Copy every line of the material below word for word.

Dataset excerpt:
===============

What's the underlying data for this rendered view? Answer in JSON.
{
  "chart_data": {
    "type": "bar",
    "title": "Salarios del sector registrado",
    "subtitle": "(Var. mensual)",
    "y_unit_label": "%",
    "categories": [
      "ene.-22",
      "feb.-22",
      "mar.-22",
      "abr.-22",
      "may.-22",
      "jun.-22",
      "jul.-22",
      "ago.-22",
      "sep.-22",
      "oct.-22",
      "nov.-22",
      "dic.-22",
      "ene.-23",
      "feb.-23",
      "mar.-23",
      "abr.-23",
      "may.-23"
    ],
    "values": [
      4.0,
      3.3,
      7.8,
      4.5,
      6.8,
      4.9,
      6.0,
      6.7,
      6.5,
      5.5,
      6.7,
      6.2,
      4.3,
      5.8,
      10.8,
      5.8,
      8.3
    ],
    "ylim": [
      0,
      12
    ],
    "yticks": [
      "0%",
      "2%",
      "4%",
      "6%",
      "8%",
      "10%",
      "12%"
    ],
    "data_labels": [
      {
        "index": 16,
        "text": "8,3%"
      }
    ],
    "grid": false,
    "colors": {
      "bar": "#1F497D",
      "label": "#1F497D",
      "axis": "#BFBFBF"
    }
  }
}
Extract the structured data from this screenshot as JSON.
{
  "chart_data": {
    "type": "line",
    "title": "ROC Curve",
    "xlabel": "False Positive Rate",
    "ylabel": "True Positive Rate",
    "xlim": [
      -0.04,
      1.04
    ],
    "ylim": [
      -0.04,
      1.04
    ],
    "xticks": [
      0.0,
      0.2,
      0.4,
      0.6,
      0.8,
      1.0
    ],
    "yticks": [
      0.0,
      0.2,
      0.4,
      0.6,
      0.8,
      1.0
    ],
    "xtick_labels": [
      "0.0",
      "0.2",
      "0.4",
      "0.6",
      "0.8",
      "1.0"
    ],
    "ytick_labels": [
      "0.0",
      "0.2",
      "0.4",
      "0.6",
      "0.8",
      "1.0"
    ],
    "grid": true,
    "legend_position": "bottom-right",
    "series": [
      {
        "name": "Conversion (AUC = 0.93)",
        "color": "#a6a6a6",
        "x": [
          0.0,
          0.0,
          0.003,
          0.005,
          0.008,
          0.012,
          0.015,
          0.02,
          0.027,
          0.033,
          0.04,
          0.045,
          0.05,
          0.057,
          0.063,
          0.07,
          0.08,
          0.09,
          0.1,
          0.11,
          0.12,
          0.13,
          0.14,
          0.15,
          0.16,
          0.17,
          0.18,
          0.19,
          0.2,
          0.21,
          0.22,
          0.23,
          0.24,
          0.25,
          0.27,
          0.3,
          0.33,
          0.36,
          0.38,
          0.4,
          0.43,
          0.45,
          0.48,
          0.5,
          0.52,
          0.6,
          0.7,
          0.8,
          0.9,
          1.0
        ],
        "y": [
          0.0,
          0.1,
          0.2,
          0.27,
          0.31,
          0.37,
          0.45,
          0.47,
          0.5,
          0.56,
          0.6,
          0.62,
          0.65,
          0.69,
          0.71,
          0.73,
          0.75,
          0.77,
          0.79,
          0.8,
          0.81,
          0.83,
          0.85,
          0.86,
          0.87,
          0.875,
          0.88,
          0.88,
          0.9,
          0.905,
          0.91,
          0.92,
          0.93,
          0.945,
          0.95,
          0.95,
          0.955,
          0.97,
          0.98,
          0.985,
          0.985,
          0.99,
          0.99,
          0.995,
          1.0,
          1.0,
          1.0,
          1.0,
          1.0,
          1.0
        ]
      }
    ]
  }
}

===============

### [Full solution]
What's the underlying data for this rendered view? Answer in JSON.
{
  "chart_data": {
    "type": "bar",
    "title": "Salarios del sector registrado",
    "subtitle": "(Var. mensual)",
    "y_unit_label": "%",
    "categories": [
      "ene.-22",
      "feb.-22",
      "mar.-22",
      "abr.-22",
      "may.-22",
      "jun.-22",
      "jul.-22",
      "ago.-22",
      "sep.-22",
      "oct.-22",
      "nov.-22",
      "dic.-22",
      "ene.-23",
      "feb.-23",
      "mar.-23",
      "abr.-23",
      "may.-23"
    ],
    "values": [
      4.0,
      3.3,
      7.8,
      4.5,
      6.8,
      4.9,
      6.0,
      6.7,
      6.5,
      5.5,
      6.7,
      6.2,
      4.3,
      5.8,
      10.8,
      5.8,
      8.3
    ],
    "ylim": [
      0,
      12
    ],
    "yticks": [
      "0%",
      "2%",
      "4%",
      "6%",
      "8%",
      "10%",
      "12%"
    ],
    "data_labels": [
      {
        "index": 16,
        "text": "8,3%"
      }
    ],
    "grid": false,
    "colors": {
      "bar": "#1F497D",
      "label": "#1F497D",
      "axis": "#BFBFBF"
    }
  }
}
Extract the structured data from this screenshot as JSON.
{
  "chart_data": {
    "type": "line",
    "title": "ROC Curve",
    "xlabel": "False Positive Rate",
    "ylabel": "True Positive Rate",
    "xlim": [
      -0.04,
      1.04
    ],
    "ylim": [
      -0.04,
      1.04
    ],
    "xticks": [
      0.0,
      0.2,
      0.4,
      0.6,
      0.8,
      1.0
    ],
    "yticks": [
      0.0,
      0.2,
      0.4,
      0.6,
      0.8,
      1.0
    ],
    "xtick_labels": [
      "0.0",
      "0.2",
      "0.4",
      "0.6",
      "0.8",
      "1.0"
    ],
    "ytick_labels": [
      "0.0",
      "0.2",
      "0.4",
      "0.6",
      "0.8",
      "1.0"
    ],
    "grid": true,
    "legend_position": "bottom-right",
    "series": [
      {
        "name": "Conversion (AUC = 0.93)",
        "color": "#a6a6a6",
        "x": [
          0.0,
          0.0,
          0.003,
          0.005,
          0.008,
          0.012,
          0.015,
          0.02,
          0.027,
          0.033,
          0.04,
          0.045,
          0.05,
          0.057,
          0.063,
          0.07,
          0.08,
          0.09,
          0.1,
          0.11,
          0.12,
          0.13,
          0.14,
          0.15,
          0.16,
          0.17,
          0.18,
          0.19,
          0.2,
          0.21,
          0.22,
          0.23,
          0.24,
          0.25,
          0.27,
          0.3,
          0.33,
          0.36,
          0.38,
          0.4,
          0.43,
          0.45,
          0.48,
          0.5,
          0.52,
          0.6,
          0.7,
          0.8,
          0.9,
          1.0
        ],
        "y": [
          0.0,
          0.1,
          0.2,
          0.27,
          0.31,
          0.37,
          0.45,
          0.47,
          0.5,
          0.56,
          0.6,
          0.62,
          0.65,
          0.69,
          0.71,
          0.73,
          0.75,
          0.77,
          0.79,
          0.8,
          0.81,
          0.83,
          0.85,
          0.86,
          0.87,
          0.875,
          0.88,
          0.88,
          0.9,
          0.905,
          0.91,
          0.92,
          0.93,
          0.945,
          0.95,
          0.95,
          0.955,
          0.97,
          0.98,
          0.985,
          0.985,
          0.99,
          0.99,
          0.995,
          1.0,
          1.0,
          1.0,
          1.0,
          1.0,
          1.0
        ]
      }
    ]
  }
}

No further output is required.